Begin Records for the task

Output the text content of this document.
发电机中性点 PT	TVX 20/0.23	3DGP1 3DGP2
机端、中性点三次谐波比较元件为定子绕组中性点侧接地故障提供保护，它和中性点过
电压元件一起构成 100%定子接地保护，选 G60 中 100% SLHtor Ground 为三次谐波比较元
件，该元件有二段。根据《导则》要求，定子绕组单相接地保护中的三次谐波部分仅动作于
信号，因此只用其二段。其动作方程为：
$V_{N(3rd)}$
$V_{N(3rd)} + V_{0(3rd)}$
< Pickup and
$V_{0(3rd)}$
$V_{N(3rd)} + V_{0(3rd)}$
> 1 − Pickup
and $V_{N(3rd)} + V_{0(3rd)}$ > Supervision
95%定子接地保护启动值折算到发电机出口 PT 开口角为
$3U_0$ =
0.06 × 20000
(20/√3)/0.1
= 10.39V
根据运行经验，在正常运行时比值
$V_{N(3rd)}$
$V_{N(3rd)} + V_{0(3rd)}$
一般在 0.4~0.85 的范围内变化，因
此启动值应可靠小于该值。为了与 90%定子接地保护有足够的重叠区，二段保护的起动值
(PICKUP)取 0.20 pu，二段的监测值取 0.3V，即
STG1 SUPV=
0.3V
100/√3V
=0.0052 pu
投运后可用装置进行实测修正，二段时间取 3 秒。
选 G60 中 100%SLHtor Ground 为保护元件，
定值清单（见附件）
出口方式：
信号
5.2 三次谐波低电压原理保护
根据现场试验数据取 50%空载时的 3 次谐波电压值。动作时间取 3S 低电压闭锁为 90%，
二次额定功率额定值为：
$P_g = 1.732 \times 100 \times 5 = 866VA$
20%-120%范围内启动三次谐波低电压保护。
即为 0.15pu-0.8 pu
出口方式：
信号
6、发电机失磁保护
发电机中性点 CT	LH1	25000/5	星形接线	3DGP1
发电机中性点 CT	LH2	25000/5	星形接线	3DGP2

End Records for the task
Begin Records for the task

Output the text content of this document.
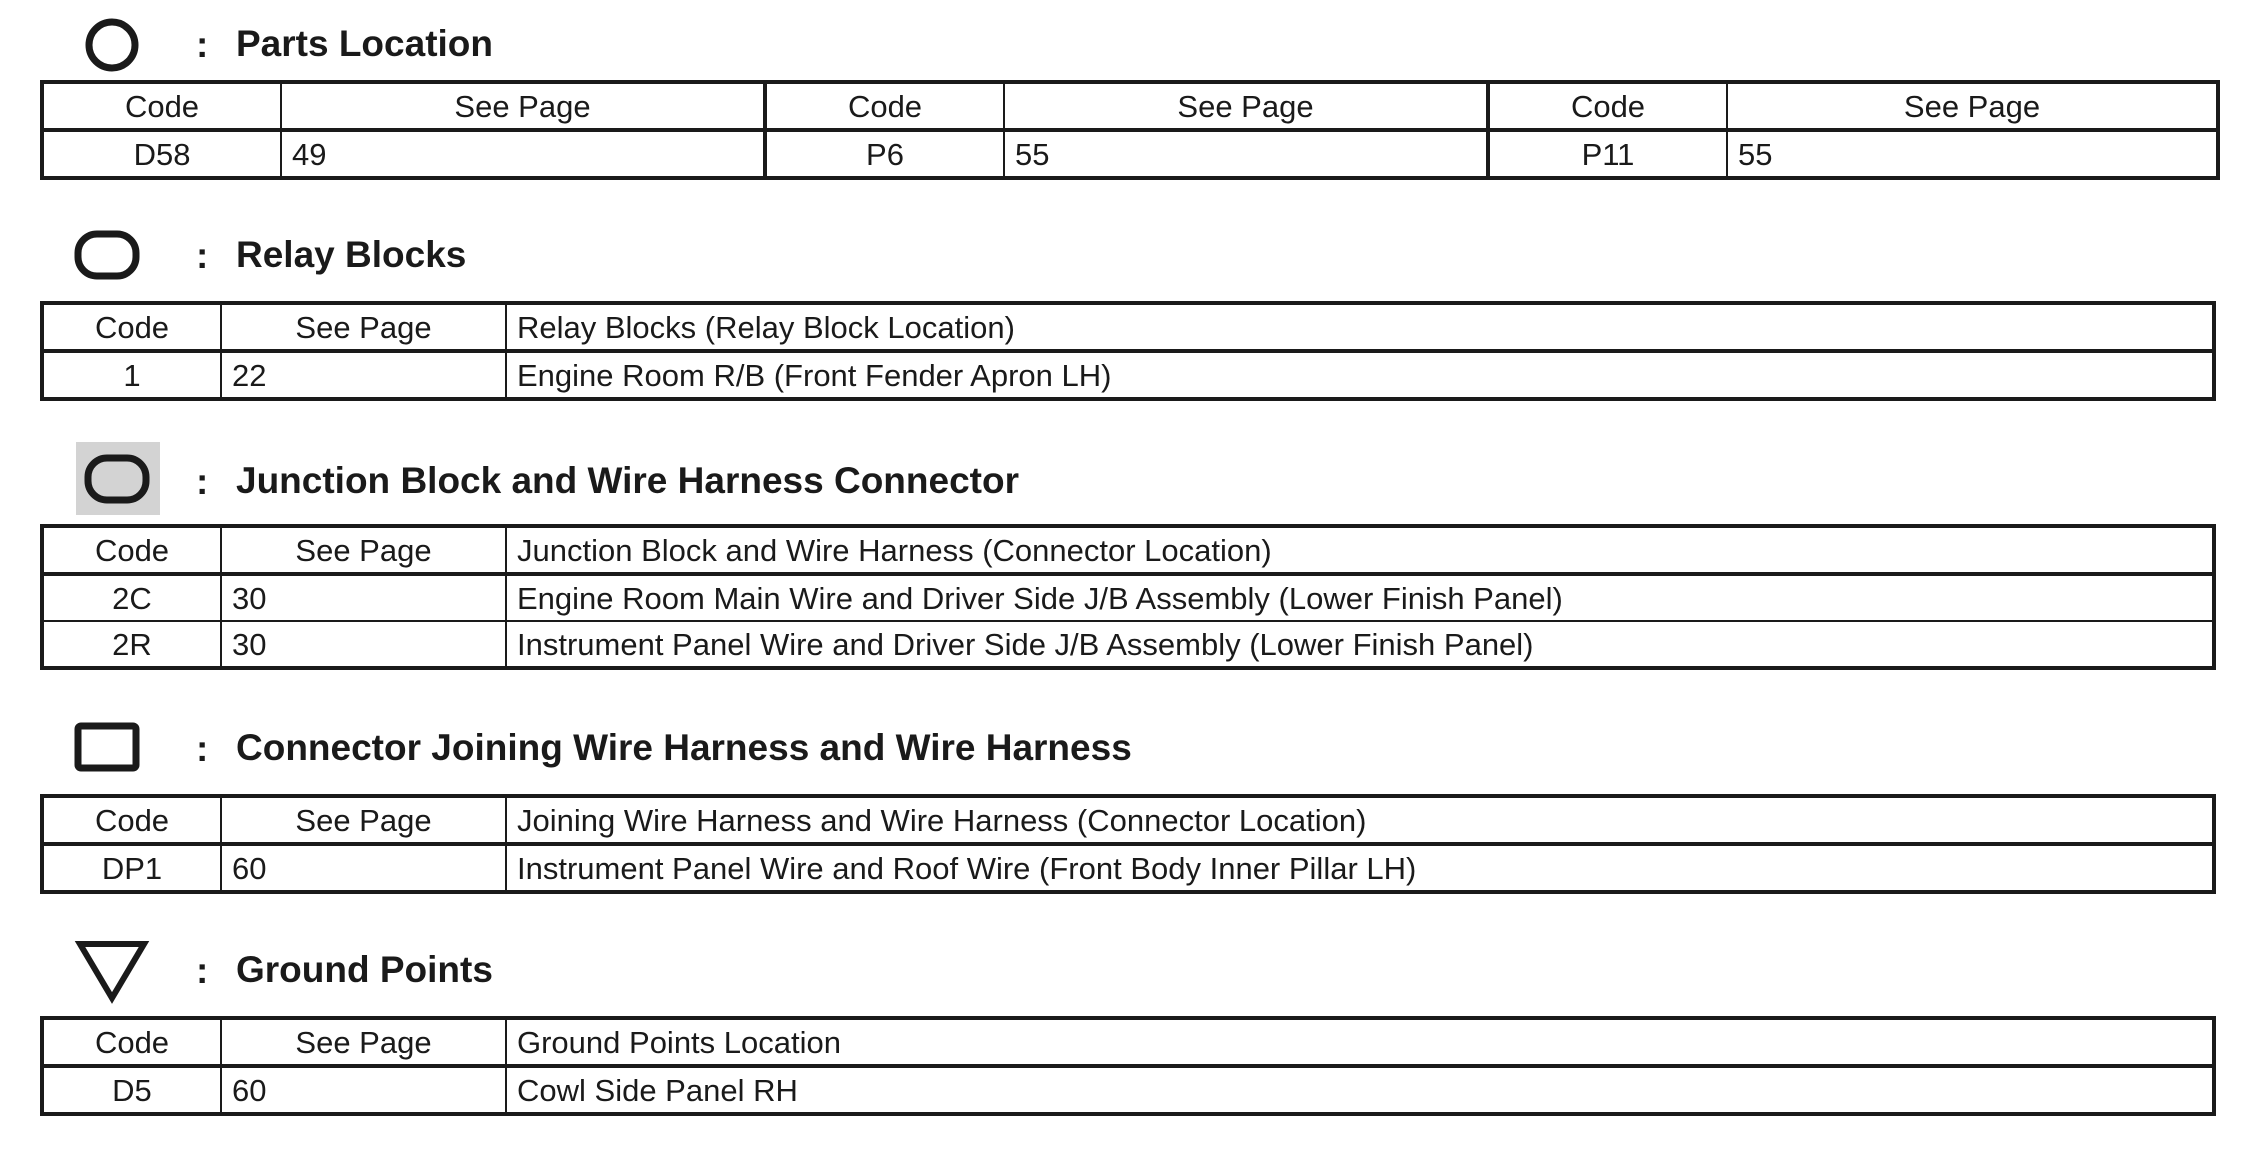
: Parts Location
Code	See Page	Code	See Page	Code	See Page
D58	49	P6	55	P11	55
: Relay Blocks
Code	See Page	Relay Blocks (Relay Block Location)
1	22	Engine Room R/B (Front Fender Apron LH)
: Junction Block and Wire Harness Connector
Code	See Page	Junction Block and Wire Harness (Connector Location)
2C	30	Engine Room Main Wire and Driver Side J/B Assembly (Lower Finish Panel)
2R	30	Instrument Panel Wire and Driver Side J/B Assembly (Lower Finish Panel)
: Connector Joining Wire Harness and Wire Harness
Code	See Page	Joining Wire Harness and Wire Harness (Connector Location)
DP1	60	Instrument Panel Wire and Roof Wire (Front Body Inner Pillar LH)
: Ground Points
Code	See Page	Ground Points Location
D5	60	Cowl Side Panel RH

End Records for the task

## Task to carry out
Count every line bearing the word "Driver"; report the total only.

## Task response
2